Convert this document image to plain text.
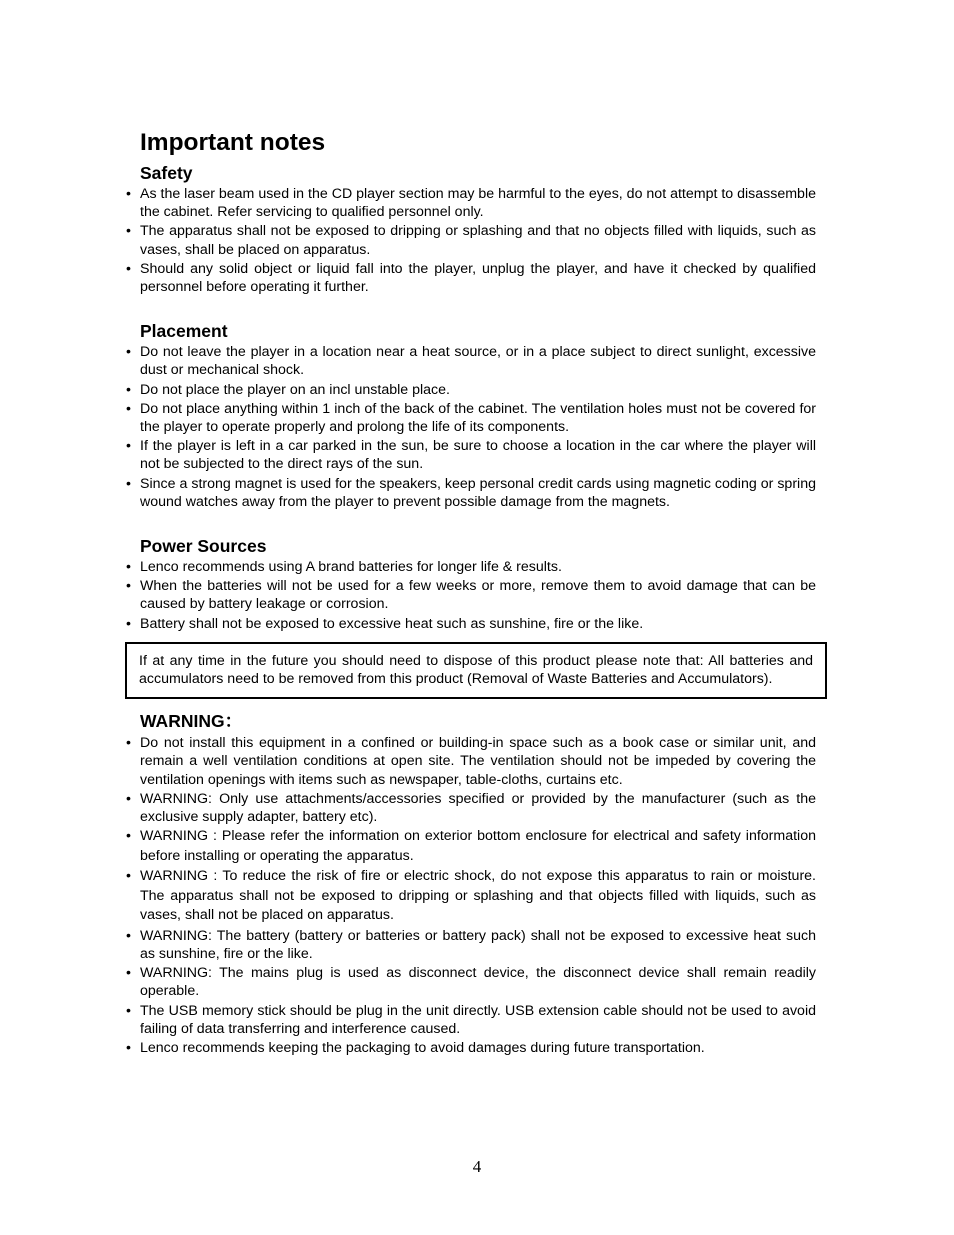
Important notes
Safety
• As the laser beam used in the CD player section may be harmful to the eyes, do not attempt to disassemble the cabinet. Refer servicing to qualified personnel only.
• The apparatus shall not be exposed to dripping or splashing and that no objects filled with liquids, such as vases, shall be placed on apparatus.
• Should any solid object or liquid fall into the player, unplug the player, and have it checked by qualified personnel before operating it further.
Placement
• Do not leave the player in a location near a heat source, or in a place subject to direct sunlight, excessive dust or mechanical shock.
• Do not place the player on an incl unstable place.
• Do not place anything within 1 inch of the back of the cabinet. The ventilation holes must not be covered for the player to operate properly and prolong the life of its components.
• If the player is left in a car parked in the sun, be sure to choose a location in the car where the player will not be subjected to the direct rays of the sun.
• Since a strong magnet is used for the speakers, keep personal credit cards using magnetic coding or spring wound watches away from the player to prevent possible damage from the magnets.
Power Sources
• Lenco recommends using A brand batteries for longer life & results.
• When the batteries will not be used for a few weeks or more, remove them to avoid damage that can be caused by battery leakage or corrosion.
• Battery shall not be exposed to excessive heat such as sunshine, fire or the like.
If at any time in the future you should need to dispose of this product please note that: All batteries and accumulators need to be removed from this product (Removal of Waste Batteries and Accumulators).
WARNING：
• Do not install this equipment in a confined or building-in space such as a book case or similar unit, and remain a well ventilation conditions at open site. The ventilation should not be impeded by covering the ventilation openings with items such as newspaper, table-cloths, curtains etc.
• WARNING: Only use attachments/accessories specified or provided by the manufacturer (such as the exclusive supply adapter, battery etc).
• WARNING : Please refer the information on exterior bottom enclosure for electrical and safety information before installing or operating the apparatus.
• WARNING : To reduce the risk of fire or electric shock, do not expose this apparatus to rain or moisture. The apparatus shall not be exposed to dripping or splashing and that objects filled with liquids, such as vases, shall not be placed on apparatus.
• WARNING: The battery (battery or batteries or battery pack) shall not be exposed to excessive heat such as sunshine, fire or the like.
• WARNING: The mains plug is used as disconnect device, the disconnect device shall remain readily operable.
• The USB memory stick should be plug in the unit directly. USB extension cable should not be used to avoid failing of data transferring and interference caused.
• Lenco recommends keeping the packaging to avoid damages during future transportation.
4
++++++++++++++++++++
Problem description:
Quote every line of the records above exactly; no picture is to be copied.

Solution to the exercise:
Convert this document image to plain text.
Important notes
Safety
• As the laser beam used in the CD player section may be harmful to the eyes, do not attempt to disassemble the cabinet. Refer servicing to qualified personnel only.
• The apparatus shall not be exposed to dripping or splashing and that no objects filled with liquids, such as vases, shall be placed on apparatus.
• Should any solid object or liquid fall into the player, unplug the player, and have it checked by qualified personnel before operating it further.
Placement
• Do not leave the player in a location near a heat source, or in a place subject to direct sunlight, excessive dust or mechanical shock.
• Do not place the player on an incl unstable place.
• Do not place anything within 1 inch of the back of the cabinet. The ventilation holes must not be covered for the player to operate properly and prolong the life of its components.
• If the player is left in a car parked in the sun, be sure to choose a location in the car where the player will not be subjected to the direct rays of the sun.
• Since a strong magnet is used for the speakers, keep personal credit cards using magnetic coding or spring wound watches away from the player to prevent possible damage from the magnets.
Power Sources
• Lenco recommends using A brand batteries for longer life & results.
• When the batteries will not be used for a few weeks or more, remove them to avoid damage that can be caused by battery leakage or corrosion.
• Battery shall not be exposed to excessive heat such as sunshine, fire or the like.
If at any time in the future you should need to dispose of this product please note that: All batteries and accumulators need to be removed from this product (Removal of Waste Batteries and Accumulators).
WARNING：
• Do not install this equipment in a confined or building-in space such as a book case or similar unit, and remain a well ventilation conditions at open site. The ventilation should not be impeded by covering the ventilation openings with items such as newspaper, table-cloths, curtains etc.
• WARNING: Only use attachments/accessories specified or provided by the manufacturer (such as the exclusive supply adapter, battery etc).
• WARNING : Please refer the information on exterior bottom enclosure for electrical and safety information before installing or operating the apparatus.
• WARNING : To reduce the risk of fire or electric shock, do not expose this apparatus to rain or moisture. The apparatus shall not be exposed to dripping or splashing and that objects filled with liquids, such as vases, shall not be placed on apparatus.
• WARNING: The battery (battery or batteries or battery pack) shall not be exposed to excessive heat such as sunshine, fire or the like.
• WARNING: The mains plug is used as disconnect device, the disconnect device shall remain readily operable.
• The USB memory stick should be plug in the unit directly. USB extension cable should not be used to avoid failing of data transferring and interference caused.
• Lenco recommends keeping the packaging to avoid damages during future transportation.
4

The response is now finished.